EXCERPT TO READ
There are plenty of healthy, delicious foods out there for us to discover. The latest of these nutritional powerhouses go far beyond chia seeds and kale, and will add an interesting and new element to your meals. Check out which new healthy foods you should be adding to your diet this year.
Who would have thought that stuff that washes up on the shore would make the list? The brown seaweed is loaded with iodine, potassium, magnesium, calcium and iron, plus it’s a great source of omega-3.
Try adding kelp sprinkles to homemade soups, salads, and rice bowls.
This clarified butter (made by heating butter and skimming off the milk solids) is easier for some people to digest than unprocessed butter because of its low lactose content and its high amounts of fat-soluble vitamins A, D, E, and K.
Ghee has a natural nutty flavor and is a staple in Indian cuisine, often used to enhance curries and other traditional dishes. Use it in place of traditional butter when you can.
If you’re a fan of bitter greens, try these. Dandelion greens are great for your bones and muscles and are rich in vitamin C, B vitamins, calcium, iron, and potassium. They’ve got a pretty impressive fiber content, too – a 3.5 ounce serving of these will satisfy 15% of your daily fiber requirement.

REQUIREMENTS
1 – In the healthy foods article, what share of the daily fiber requirement does a 3.5 ounce serving of dandelion greens satisfy?
2 – Please repeat the healthy foods article from "Who would have" to "and rice bowls.", switching "soups" to "stews".
Rely only on the healthy foods article.

Layout dataset entries

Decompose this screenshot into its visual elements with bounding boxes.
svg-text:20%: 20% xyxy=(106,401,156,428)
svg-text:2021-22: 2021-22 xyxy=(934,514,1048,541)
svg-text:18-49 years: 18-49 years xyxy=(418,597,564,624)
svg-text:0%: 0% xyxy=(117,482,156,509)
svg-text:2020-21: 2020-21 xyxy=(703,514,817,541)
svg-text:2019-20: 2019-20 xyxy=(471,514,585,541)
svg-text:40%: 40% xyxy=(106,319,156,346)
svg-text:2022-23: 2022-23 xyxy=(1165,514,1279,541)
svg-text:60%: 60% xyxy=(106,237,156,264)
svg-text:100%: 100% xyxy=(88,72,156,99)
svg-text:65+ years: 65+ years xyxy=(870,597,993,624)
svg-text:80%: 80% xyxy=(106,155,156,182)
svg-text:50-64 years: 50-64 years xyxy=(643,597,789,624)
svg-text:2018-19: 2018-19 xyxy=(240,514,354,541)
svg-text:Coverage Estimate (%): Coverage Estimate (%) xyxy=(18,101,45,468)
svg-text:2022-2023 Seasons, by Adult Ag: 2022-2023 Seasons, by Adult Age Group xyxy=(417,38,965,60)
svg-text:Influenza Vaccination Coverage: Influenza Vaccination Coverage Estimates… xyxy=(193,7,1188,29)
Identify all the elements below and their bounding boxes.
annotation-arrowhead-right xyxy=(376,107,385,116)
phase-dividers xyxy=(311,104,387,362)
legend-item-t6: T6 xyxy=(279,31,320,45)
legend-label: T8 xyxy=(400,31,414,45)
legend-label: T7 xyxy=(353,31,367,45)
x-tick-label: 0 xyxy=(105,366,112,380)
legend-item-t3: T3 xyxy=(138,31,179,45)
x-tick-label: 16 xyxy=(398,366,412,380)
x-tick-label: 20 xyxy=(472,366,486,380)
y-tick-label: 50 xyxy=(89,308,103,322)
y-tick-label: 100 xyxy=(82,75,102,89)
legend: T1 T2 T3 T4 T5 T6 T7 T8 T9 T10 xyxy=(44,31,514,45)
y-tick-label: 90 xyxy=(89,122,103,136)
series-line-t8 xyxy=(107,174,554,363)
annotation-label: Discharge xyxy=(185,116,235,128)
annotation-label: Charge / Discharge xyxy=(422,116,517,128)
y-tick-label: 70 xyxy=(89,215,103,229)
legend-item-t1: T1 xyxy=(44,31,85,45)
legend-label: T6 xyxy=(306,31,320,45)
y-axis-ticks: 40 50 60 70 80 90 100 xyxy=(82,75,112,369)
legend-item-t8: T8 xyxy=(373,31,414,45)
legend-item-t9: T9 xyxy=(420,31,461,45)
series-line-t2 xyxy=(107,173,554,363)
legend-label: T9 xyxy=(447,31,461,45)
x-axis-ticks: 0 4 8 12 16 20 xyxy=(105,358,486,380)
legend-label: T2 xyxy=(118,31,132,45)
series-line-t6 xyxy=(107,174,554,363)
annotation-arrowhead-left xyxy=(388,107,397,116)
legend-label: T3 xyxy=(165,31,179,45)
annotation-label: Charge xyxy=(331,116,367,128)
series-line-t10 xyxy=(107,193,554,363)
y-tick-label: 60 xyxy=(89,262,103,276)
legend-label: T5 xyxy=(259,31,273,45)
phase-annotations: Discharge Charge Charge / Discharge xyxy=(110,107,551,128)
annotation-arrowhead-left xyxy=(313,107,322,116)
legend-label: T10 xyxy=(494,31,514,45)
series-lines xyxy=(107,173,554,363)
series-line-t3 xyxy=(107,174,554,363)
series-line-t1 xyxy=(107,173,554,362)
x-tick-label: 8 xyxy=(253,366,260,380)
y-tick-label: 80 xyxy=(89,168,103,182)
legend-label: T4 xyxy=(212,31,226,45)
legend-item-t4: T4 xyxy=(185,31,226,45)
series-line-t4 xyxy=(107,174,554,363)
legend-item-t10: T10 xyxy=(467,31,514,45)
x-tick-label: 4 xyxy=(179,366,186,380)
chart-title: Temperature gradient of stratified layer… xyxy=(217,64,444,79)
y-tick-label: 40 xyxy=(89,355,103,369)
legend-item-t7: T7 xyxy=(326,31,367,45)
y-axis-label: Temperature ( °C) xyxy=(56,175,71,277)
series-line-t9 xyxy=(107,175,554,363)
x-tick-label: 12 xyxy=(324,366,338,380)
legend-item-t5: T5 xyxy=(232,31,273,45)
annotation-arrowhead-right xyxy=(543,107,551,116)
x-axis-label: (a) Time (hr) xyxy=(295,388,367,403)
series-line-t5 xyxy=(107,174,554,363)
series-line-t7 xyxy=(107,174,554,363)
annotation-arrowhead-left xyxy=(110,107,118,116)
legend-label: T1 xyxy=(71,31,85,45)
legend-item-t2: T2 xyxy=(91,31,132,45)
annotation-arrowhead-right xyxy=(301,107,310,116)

ANSWERS BELOW
1 – 15%

2 –
Who would have thought that stuff that washes up on the shore would make the list? The brown seaweed is loaded with iodine, potassium, magnesium, calcium and iron, plus it’s a great source of omega-3.
Try adding kelp sprinkles to homemade stews, salads, and rice bowls.